__GOAL__
Give all of the lines again exactly as they read.

>> BEGIN PROVIDED RECORDS

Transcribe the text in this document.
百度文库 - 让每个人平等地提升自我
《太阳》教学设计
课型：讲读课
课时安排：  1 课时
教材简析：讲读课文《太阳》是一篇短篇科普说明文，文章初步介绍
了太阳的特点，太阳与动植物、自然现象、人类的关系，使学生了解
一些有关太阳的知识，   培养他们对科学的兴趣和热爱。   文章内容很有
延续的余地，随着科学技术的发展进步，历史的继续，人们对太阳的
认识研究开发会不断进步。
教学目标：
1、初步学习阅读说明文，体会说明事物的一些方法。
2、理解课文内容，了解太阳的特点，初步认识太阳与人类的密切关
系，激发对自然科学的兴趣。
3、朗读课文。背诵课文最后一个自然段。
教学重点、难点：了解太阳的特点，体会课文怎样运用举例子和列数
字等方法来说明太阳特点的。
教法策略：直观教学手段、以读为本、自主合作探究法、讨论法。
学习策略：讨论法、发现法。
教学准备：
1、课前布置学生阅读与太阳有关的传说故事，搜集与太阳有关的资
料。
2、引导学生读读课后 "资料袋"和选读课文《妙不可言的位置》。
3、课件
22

>> END PROVIDED RECORDS

__WORKED ANSWER__
Transcribe the text in this document.
百度文库 - 让每个人平等地提升自我
《太阳》教学设计
课型：讲读课
课时安排：  1 课时
教材简析：讲读课文《太阳》是一篇短篇科普说明文，文章初步介绍
了太阳的特点，太阳与动植物、自然现象、人类的关系，使学生了解
一些有关太阳的知识，   培养他们对科学的兴趣和热爱。   文章内容很有
延续的余地，随着科学技术的发展进步，历史的继续，人们对太阳的
认识研究开发会不断进步。
教学目标：
1、初步学习阅读说明文，体会说明事物的一些方法。
2、理解课文内容，了解太阳的特点，初步认识太阳与人类的密切关
系，激发对自然科学的兴趣。
3、朗读课文。背诵课文最后一个自然段。
教学重点、难点：了解太阳的特点，体会课文怎样运用举例子和列数
字等方法来说明太阳特点的。
教法策略：直观教学手段、以读为本、自主合作探究法、讨论法。
学习策略：讨论法、发现法。
教学准备：
1、课前布置学生阅读与太阳有关的传说故事，搜集与太阳有关的资
料。
2、引导学生读读课后 "资料袋"和选读课文《妙不可言的位置》。
3、课件
22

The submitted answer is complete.